**Problem statement**
Write out all lines holding the word "plane".

(Extracts from a graphics dataset)
☆ ☆ ☆ ☆

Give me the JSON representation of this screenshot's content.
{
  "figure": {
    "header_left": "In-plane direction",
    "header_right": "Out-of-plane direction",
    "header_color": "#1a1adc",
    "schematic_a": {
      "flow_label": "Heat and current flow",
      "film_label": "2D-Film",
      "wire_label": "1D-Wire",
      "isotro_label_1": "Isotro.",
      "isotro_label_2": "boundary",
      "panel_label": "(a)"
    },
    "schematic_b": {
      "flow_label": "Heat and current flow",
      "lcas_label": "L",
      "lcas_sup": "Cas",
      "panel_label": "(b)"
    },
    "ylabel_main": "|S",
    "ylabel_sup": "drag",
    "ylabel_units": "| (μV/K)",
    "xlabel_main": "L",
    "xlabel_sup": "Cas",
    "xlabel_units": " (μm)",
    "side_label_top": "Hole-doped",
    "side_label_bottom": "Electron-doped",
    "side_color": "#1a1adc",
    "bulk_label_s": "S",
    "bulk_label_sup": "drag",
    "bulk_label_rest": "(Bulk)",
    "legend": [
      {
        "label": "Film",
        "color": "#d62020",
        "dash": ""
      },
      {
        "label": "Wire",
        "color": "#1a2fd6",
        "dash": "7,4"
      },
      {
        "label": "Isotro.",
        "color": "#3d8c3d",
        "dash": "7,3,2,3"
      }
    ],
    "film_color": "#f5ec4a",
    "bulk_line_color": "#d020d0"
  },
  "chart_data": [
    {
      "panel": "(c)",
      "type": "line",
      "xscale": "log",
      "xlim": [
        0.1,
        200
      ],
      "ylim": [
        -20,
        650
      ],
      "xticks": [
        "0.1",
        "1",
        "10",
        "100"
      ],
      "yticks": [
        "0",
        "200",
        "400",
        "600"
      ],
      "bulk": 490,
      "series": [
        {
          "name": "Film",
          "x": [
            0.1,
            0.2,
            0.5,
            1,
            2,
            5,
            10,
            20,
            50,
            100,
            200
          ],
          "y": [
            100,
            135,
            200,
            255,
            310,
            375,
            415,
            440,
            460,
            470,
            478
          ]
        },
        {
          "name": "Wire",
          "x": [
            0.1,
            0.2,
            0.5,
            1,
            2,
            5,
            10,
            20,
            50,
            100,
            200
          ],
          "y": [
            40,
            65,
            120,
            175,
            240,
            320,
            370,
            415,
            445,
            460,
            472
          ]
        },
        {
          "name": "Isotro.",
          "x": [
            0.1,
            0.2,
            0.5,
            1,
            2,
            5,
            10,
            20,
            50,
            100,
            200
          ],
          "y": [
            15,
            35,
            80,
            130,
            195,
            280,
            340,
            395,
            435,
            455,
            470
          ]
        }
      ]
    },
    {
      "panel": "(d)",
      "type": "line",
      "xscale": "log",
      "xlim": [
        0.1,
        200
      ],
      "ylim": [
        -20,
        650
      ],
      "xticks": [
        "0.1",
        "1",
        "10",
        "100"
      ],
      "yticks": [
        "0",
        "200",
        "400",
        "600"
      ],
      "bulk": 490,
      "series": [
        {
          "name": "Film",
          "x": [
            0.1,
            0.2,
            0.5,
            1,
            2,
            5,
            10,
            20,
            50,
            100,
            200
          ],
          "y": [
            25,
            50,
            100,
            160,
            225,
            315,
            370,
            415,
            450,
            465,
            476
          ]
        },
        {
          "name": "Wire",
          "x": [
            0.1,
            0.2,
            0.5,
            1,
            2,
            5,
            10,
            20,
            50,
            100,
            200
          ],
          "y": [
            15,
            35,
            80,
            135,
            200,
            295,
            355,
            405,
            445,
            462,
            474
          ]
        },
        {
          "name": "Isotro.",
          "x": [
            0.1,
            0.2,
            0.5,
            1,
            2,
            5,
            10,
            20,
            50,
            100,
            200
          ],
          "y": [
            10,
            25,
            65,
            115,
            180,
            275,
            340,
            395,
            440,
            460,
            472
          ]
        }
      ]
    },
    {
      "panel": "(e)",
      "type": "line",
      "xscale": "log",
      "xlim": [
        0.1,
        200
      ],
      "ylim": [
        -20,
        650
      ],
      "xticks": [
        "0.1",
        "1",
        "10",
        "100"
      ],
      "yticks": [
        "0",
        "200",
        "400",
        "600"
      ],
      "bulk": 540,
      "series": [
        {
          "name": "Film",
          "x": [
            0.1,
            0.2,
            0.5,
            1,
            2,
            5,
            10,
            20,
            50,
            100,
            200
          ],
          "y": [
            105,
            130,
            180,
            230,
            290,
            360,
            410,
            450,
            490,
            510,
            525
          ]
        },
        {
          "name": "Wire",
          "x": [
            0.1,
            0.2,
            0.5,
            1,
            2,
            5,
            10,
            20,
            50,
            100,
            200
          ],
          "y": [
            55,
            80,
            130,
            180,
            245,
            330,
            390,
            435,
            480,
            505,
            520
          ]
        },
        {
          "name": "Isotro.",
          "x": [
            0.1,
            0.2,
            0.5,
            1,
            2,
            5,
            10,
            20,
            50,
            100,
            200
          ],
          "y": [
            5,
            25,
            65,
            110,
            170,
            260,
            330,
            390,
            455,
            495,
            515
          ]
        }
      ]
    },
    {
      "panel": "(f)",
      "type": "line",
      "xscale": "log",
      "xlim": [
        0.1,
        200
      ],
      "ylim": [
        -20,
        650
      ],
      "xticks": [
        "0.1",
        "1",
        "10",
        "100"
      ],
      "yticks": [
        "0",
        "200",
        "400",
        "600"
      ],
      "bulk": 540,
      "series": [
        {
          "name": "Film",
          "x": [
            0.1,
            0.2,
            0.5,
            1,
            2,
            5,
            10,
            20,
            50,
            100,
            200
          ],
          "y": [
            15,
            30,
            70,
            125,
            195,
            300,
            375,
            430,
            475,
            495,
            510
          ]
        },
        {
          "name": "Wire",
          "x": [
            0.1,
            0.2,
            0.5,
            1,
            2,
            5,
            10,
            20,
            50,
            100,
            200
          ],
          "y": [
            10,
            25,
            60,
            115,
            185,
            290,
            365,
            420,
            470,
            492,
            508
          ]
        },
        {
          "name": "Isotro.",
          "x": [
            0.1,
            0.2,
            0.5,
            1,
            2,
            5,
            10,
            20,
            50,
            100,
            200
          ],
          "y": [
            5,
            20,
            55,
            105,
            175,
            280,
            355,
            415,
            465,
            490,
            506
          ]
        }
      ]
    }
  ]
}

☆ ☆ ☆ ☆

**Problem solution**
    "header_left": "In-plane direction",
    "header_right": "Out-of-plane direction",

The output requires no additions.